Task instructions — Copy out all the lines in the records that include the word "with".
begin Dataset rows
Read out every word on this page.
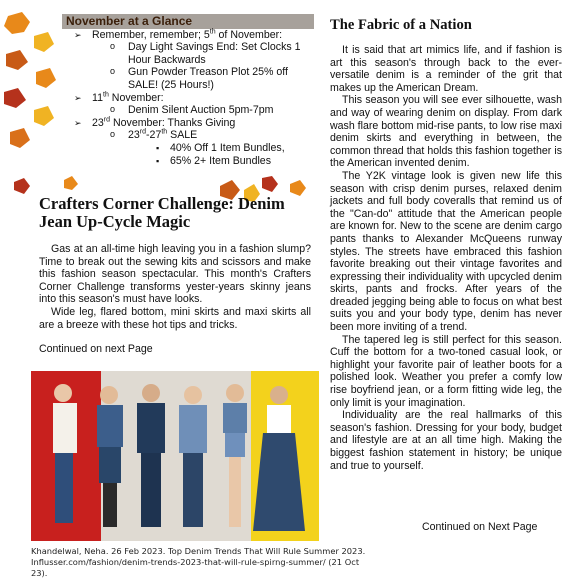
November at a Glance
➢ Remember, remember; 5th of November:
o Day Light Savings End: Set Clocks 1 Hour Backwards
o Gun Powder Treason Plot 25% off SALE! (25 Hours!)
➢ 11th November:
o Denim Silent Auction 5pm-7pm
➢ 23rd November: Thanks Giving
o 23rd-27th SALE
▪ 40% Off 1 Item Bundles,
▪ 65% 2+ Item Bundles
Crafters Corner Challenge: Denim Jean Up-Cycle Magic

Gas at an all-time high leaving you in a fashion slump? Time to break out the sewing kits and scissors and make this fashion season spectacular. This month's Crafters Corner Challenge transforms yester-years skinny jeans into this season's must have looks.

Wide leg, flared bottom, mini skirts and maxi skirts all are a breeze with these hot tips and tricks.

Continued on next Page
Khandelwal, Neha. 26 Feb 2023. Top Denim Trends That Will Rule Summer 2023.
Influsser.com/fashion/denim-trends-2023-that-will-rule-spirng-summer/ (21 Oct 23).
The Fabric of a Nation

It is said that art mimics life, and if fashion is art this season's through back to the ever-versatile denim is a reminder of the grit that makes up the American Dream.

This season you will see ever silhouette, wash and way of wearing denim on display. From dark wash flare bottom mid-rise pants, to low rise maxi denim skirts and everything in between, the common thread that holds this fashion together is the American invented denim.

The Y2K vintage look is given new life this season with crisp denim purses, relaxed denim jackets and full body coveralls that remind us of the "Can-do" attitude that the American people are known for. New to the scene are denim cargo pants thanks to Alexander McQueens runway styles. The streets have embraced this fashion favorite breaking out their vintage favorites and expressing their individuality with upcycled denim skirts, pants and frocks. After years of the dreaded jegging being able to focus on what best suits you and your body type, denim has never been more inviting of a trend.

The tapered leg is still perfect for this season. Cuff the bottom for a two-toned casual look, or highlight your favorite pair of leather boots for a polished look. Weather you prefer a comfy low rise boyfriend jean, or a form fitting wide leg, the only limit is your imagination.

Individuality are the real hallmarks of this season's fashion. Dressing for your body, budget and lifestyle are at an all time high. Making the biggest fashion statement in history; be unique and true to yourself.

Continued on Next Page
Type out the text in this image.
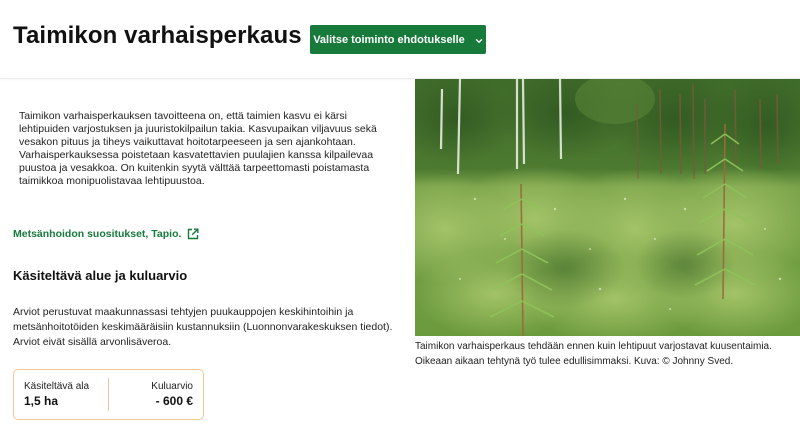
Taimikon varhaisperkaus Valitse toiminto ehdotukselle

Taimikon varhaisperkauksen tavoitteena on, että taimien kasvu ei kärsi lehtipuiden varjostuksen ja juuristokilpailun takia. Kasvupaikan viljavuus sekä vesakon pituus ja tiheys vaikuttavat hoitotarpeeseen ja sen ajankohtaan. Varhaisperkauksessa poistetaan kasvatettavien puulajien kanssa kilpailevaa puustoa ja vesakkoa. On kuitenkin syytä välttää tarpeettomasti poistamasta taimikkoa monipuolistavaa lehtipuustoa.

Metsänhoidon suositukset, Tapio.
Käsiteltävä alue ja kuluarvio

Arviot perustuvat maakunnassasi tehtyjen puukauppojen keskihintoihin ja metsänhoitotöiden keskimääräisiin kustannuksiin (Luonnonvarakeskuksen tiedot). Arviot eivät sisällä arvonlisäveroa.

Käsiteltävä ala
1,5 ha
Kuluarvio
- 600 €

Taimikon varhaisperkaus tehdään ennen kuin lehtipuut varjostavat kuusentaimia. Oikeaan aikaan tehtynä työ tulee edullisimmaksi. Kuva: © Johnny Sved.
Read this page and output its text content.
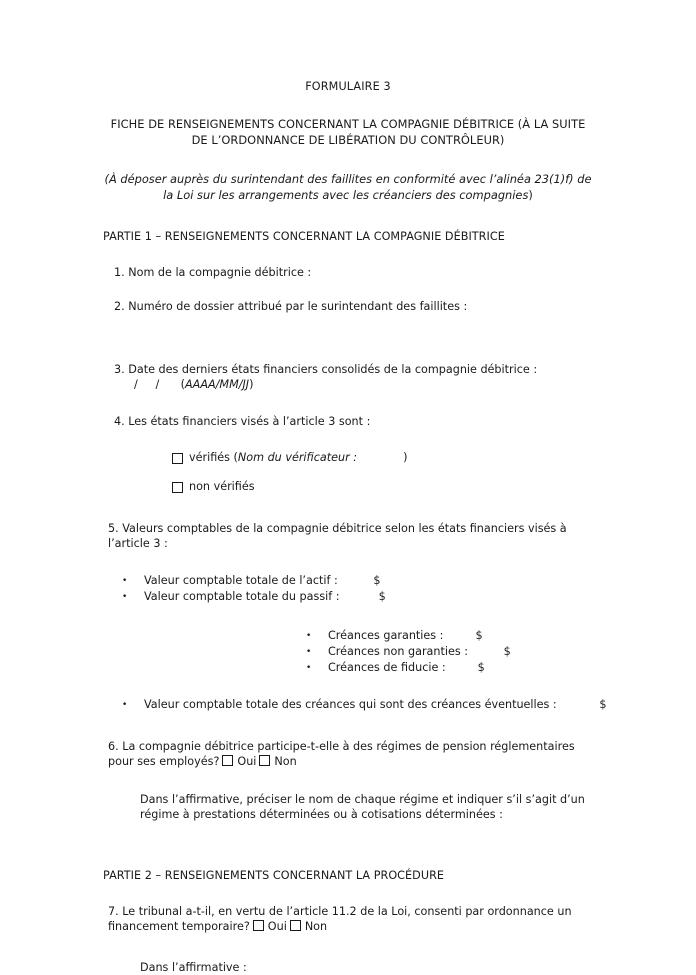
FORMULAIRE 3
FICHE DE RENSEIGNEMENTS CONCERNANT LA COMPAGNIE DÉBITRICE (À LA SUITE DE L’ORDONNANCE DE LIBÉRATION DU CONTRÔLEUR)
(À déposer auprès du surintendant des faillites en conformité avec l’alinéa 23(1)f) de la Loi sur les arrangements avec les créanciers des compagnies)
PARTIE 1 – RENSEIGNEMENTS CONCERNANT LA COMPAGNIE DÉBITRICE
1. Nom de la compagnie débitrice :
2. Numéro de dossier attribué par le surintendant des faillites :
3. Date des derniers états financiers consolidés de la compagnie débitrice :
/     /      (AAAA/MM/JJ)
4. Les états financiers visés à l’article 3 sont :
vérifiés ( Nom du vérificateur :	)
non vérifiés
5. Valeurs comptables de la compagnie débitrice selon les états financiers visés à l’article 3 :
•
Valeur comptable totale de l’actif : $
•
Valeur comptable totale du passif : $
•
Créances garanties : $
•
Créances non garanties : $
•
Créances de fiducie : $
•
Valeur comptable totale des créances qui sont des créances éventuelles : $
6. La compagnie débitrice participe-t-elle à des régimes de pension réglementaires pour ses employés? Oui Non
Dans l’affirmative, préciser le nom de chaque régime et indiquer s’il s’agit d’un régime à prestations déterminées ou à cotisations déterminées :
PARTIE 2 – RENSEIGNEMENTS CONCERNANT LA PROCÉDURE
7. Le tribunal a-t-il, en vertu de l’article 11.2 de la Loi, consenti par ordonnance un financement temporaire? Oui Non
Dans l’affirmative :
end Dataset rows
Reply to the task —
Wide leg, flared bottom, mini skirts and maxi skirts all are a breeze with these hot tips and tricks.
The Y2K vintage look is given new life this season with crisp denim purses, relaxed denim jackets and full body coveralls that remind us of the "Can-do" attitude that the American people are known for. New to the scene are denim cargo pants thanks to Alexander McQueens runway styles. The streets have embraced this fashion favorite breaking out their vintage favorites and expressing their individuality with upcycled denim skirts, pants and frocks. After years of the dreaded jegging being able to focus on what best suits you and your body type, denim has never been more inviting of a trend.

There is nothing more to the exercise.